▶ [Brief]: Pick out each line containing the string "text".

(Extracted data entries)
____
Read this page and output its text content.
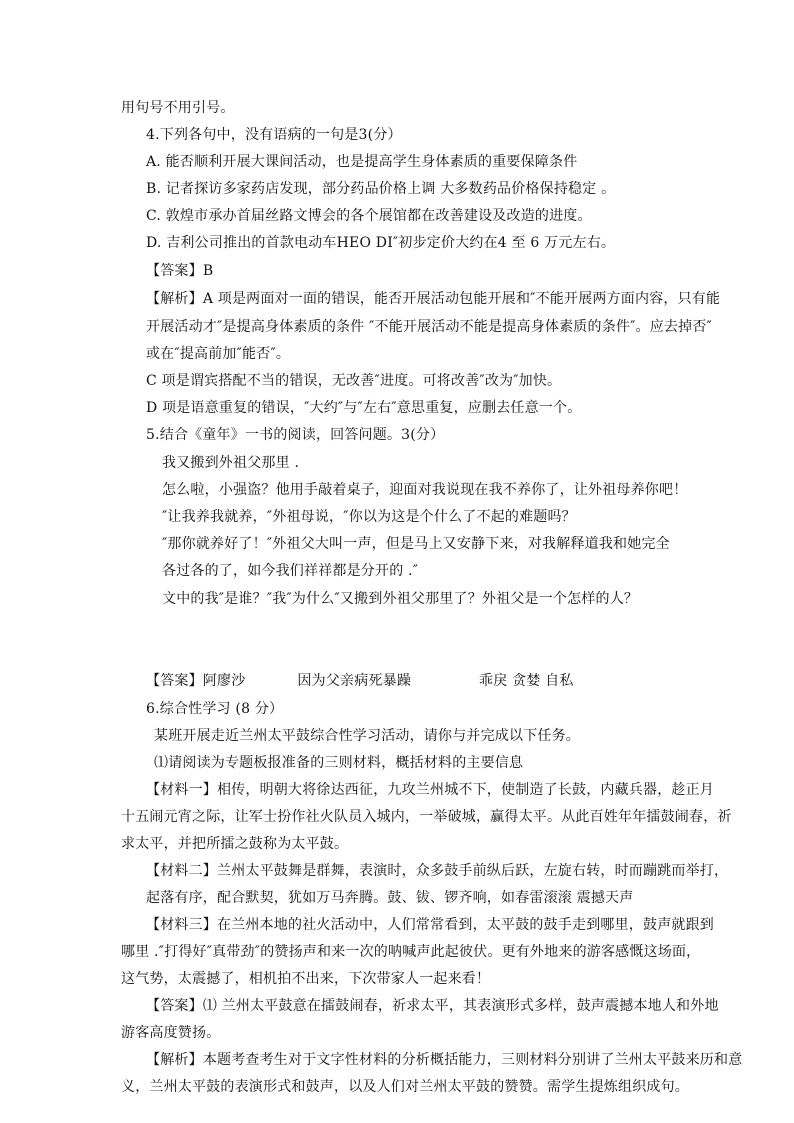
用句号不用引号。
4.下列各句中，没有语病的一句是3(分）
A. 能否顺利开展大课间活动，也是提高学生身体素质的重要保障条件
B. 记者探访多家药店发现，部分药品价格上调 大多数药品价格保持稳定 。
C. 敦煌市承办首届丝路文博会的各个展馆都在改善建设及改造的进度。
D. 吉利公司推出的首款电动车ΗΕΟ DI″初步定价大约在4 至 6 万元左右。
【答案】B
【解析】A 项是两面对一面的错误，能否开展活动包能开展和″不能开展两方面内容，只有能
开展活动才″是提高身体素质的条件 ″不能开展活动不能是提高身体素质的条件″。应去掉否″
或在″提高前加″能否″。
C 项是谓宾搭配不当的错误，无改善″进度。可将改善″改为″加快。
D 项是语意重复的错误，″大约″与″左右″意思重复，应删去任意一个。
5.结合《童年》一书的阅读，回答问题。3(分）
我又搬到外祖父那里 .
怎么啦，小强盗？他用手敲着桌子，迎面对我说现在我不养你了，让外祖母养你吧！
″让我养我就养，″外祖母说，″你以为这是个什么了不起的难题吗？
″那你就养好了！″外祖父大叫一声，但是马上又安静下来，对我解释道我和她完全
各过各的了，如今我们祥祥都是分开的 .″
文中的我″是谁？″我″为什么″又搬到外祖父那里了？外祖父是一个怎样的人？
【答案】阿廖沙	因为父亲病死暴躁	乖戾 贪婪 自私
6.综合性学习 (8 分）
某班开展走近兰州太平鼓综合性学习活动，请你与并完成以下任务。
⑴请阅读为专题板报准备的三则材料，概括材料的主要信息
【材料一】相传，明朝大将徐达西征，九攻兰州城不下，使制造了长鼓，内藏兵器，趁正月
十五闹元宵之际，让军士扮作社火队员入城内，一举破城，赢得太平。从此百姓年年擂鼓闹春，祈
求太平，并把所擂之鼓称为太平鼓。
【材料二】兰州太平鼓舞是群舞，表演时，众多鼓手前纵后跃，左旋右转，时而蹦跳而举打，
起落有序，配合默契，犹如万马奔腾。鼓、钹、锣齐响，如春雷滚滚 震撼天声
【材料三】在兰州本地的社火活动中，人们常常看到，太平鼓的鼓手走到哪里，鼓声就跟到
哪里 .″打得好″真带劲″的赞扬声和来一次的呐喊声此起彼伏。更有外地来的游客感慨这场面，
这气势，太震撼了，相机拍不出来，下次带家人一起来看！
【答案】⑴ 兰州太平鼓意在擂鼓闹春，祈求太平，其表演形式多样，鼓声震撼本地人和外地
游客高度赞扬。
【解析】本题考查考生对于文字性材料的分析概括能力，三则材料分别讲了兰州太平鼓来历和意
义，兰州太平鼓的表演形式和鼓声，以及人们对兰州太平鼓的赞赞。需学生提炼组织成句。
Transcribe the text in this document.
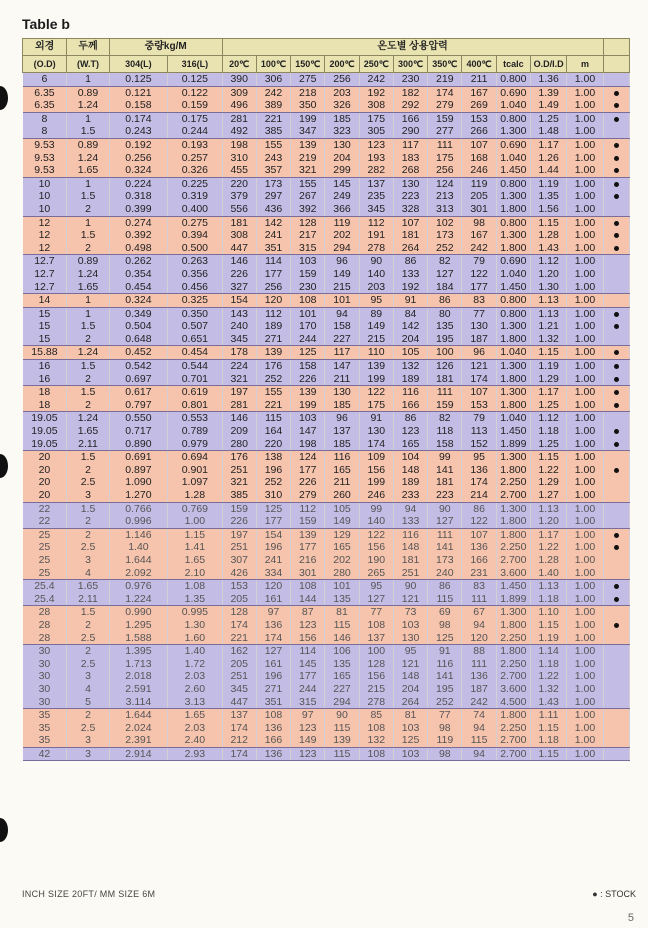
Table b
외경	두께	중량kg/M		온도별 상용압력											
(O.D)	(W.T)	304(L)	316(L)	20℃	100℃	150℃	200℃	250℃	300℃	350℃	400℃	tcalc	O.D/I.D	m	
6	1	0.125	0.125	390	306	275	256	242	230	219	211	0.800	1.36	1.00	
6.35	0.89	0.121	0.122	309	242	218	203	192	182	174	167	0.690	1.39	1.00	
6.35	1.24	0.158	0.159	496	389	350	326	308	292	279	269	1.040	1.49	1.00	
8	1	0.174	0.175	281	221	199	185	175	166	159	153	0.800	1.25	1.00	
8	1.5	0.243	0.244	492	385	347	323	305	290	277	266	1.300	1.48	1.00	
9.53	0.89	0.192	0.193	198	155	139	130	123	117	111	107	0.690	1.17	1.00	
9.53	1.24	0.256	0.257	310	243	219	204	193	183	175	168	1.040	1.26	1.00	
9.53	1.65	0.324	0.326	455	357	321	299	282	268	256	246	1.450	1.44	1.00	
10	1	0.224	0.225	220	173	155	145	137	130	124	119	0.800	1.19	1.00	
10	1.5	0.318	0.319	379	297	267	249	235	223	213	205	1.300	1.35	1.00	
10	2	0.399	0.400	556	436	392	366	345	328	313	301	1.800	1.56	1.00	
12	1	0.274	0.275	181	142	128	119	112	107	102	98	0.800	1.15	1.00	
12	1.5	0.392	0.394	308	241	217	202	191	181	173	167	1.300	1.28	1.00	
12	2	0.498	0.500	447	351	315	294	278	264	252	242	1.800	1.43	1.00	
12.7	0.89	0.262	0.263	146	114	103	96	90	86	82	79	0.690	1.12	1.00	
12.7	1.24	0.354	0.356	226	177	159	149	140	133	127	122	1.040	1.20	1.00	
12.7	1.65	0.454	0.456	327	256	230	215	203	192	184	177	1.450	1.30	1.00	
14	1	0.324	0.325	154	120	108	101	95	91	86	83	0.800	1.13	1.00	
15	1	0.349	0.350	143	112	101	94	89	84	80	77	0.800	1.13	1.00	
15	1.5	0.504	0.507	240	189	170	158	149	142	135	130	1.300	1.21	1.00	
15	2	0.648	0.651	345	271	244	227	215	204	195	187	1.800	1.32	1.00	
15.88	1.24	0.452	0.454	178	139	125	117	110	105	100	96	1.040	1.15	1.00	
16	1.5	0.542	0.544	224	176	158	147	139	132	126	121	1.300	1.19	1.00	
16	2	0.697	0.701	321	252	226	211	199	189	181	174	1.800	1.29	1.00	
18	1.5	0.617	0.619	197	155	139	130	122	116	111	107	1.300	1.17	1.00	
18	2	0.797	0.801	281	221	199	185	175	166	159	153	1.800	1.25	1.00	
19.05	1.24	0.550	0.553	146	115	103	96	91	86	82	79	1.040	1.12	1.00	
19.05	1.65	0.717	0.789	209	164	147	137	130	123	118	113	1.450	1.18	1.00	
19.05	2.11	0.890	0.979	280	220	198	185	174	165	158	152	1.899	1.25	1.00	
20	1.5	0.691	0.694	176	138	124	116	109	104	99	95	1.300	1.15	1.00	
20	2	0.897	0.901	251	196	177	165	156	148	141	136	1.800	1.22	1.00	
20	2.5	1.090	1.097	321	252	226	211	199	189	181	174	2.250	1.29	1.00	
20	3	1.270	1.28	385	310	279	260	246	233	223	214	2.700	1.27	1.00	
22	1.5	0.766	0.769	159	125	112	105	99	94	90	86	1.300	1.13	1.00	
22	2	0.996	1.00	226	177	159	149	140	133	127	122	1.800	1.20	1.00	
25	2	1.146	1.15	197	154	139	129	122	116	111	107	1.800	1.17	1.00	
25	2.5	1.40	1.41	251	196	177	165	156	148	141	136	2.250	1.22	1.00	
25	3	1.644	1.65	307	241	216	202	190	181	173	166	2.700	1.28	1.00	
25	4	2.092	2.10	426	334	301	280	265	251	240	231	3.600	1.40	1.00	
25.4	1.65	0.976	1.08	153	120	108	101	95	90	86	83	1.450	1.13	1.00	
25.4	2.11	1.224	1.35	205	161	144	135	127	121	115	111	1.899	1.18	1.00	
28	1.5	0.990	0.995	128	97	87	81	77	73	69	67	1.300	1.10	1.00	
28	2	1.295	1.30	174	136	123	115	108	103	98	94	1.800	1.15	1.00	
28	2.5	1.588	1.60	221	174	156	146	137	130	125	120	2.250	1.19	1.00	
30	2	1.395	1.40	162	127	114	106	100	95	91	88	1.800	1.14	1.00	
30	2.5	1.713	1.72	205	161	145	135	128	121	116	111	2.250	1.18	1.00	
30	3	2.018	2.03	251	196	177	165	156	148	141	136	2.700	1.22	1.00	
30	4	2.591	2.60	345	271	244	227	215	204	195	187	3.600	1.32	1.00	
30	5	3.114	3.13	447	351	315	294	278	264	252	242	4.500	1.43	1.00	
35	2	1.644	1.65	137	108	97	90	85	81	77	74	1.800	1.11	1.00	
35	2.5	2.024	2.03	174	136	123	115	108	103	98	94	2.250	1.15	1.00	
35	3	2.391	2.40	212	166	149	139	132	125	119	115	2.700	1.18	1.00	
42	3	2.914	2.93	174	136	123	115	108	103	98	94	2.700	1.15	1.00	
INCH SIZE 20FT/ MM SIZE 6M	● : STOCK
5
____
▶ [Exercise result]:
Read this page and output its text content.
Transcribe the text in this document.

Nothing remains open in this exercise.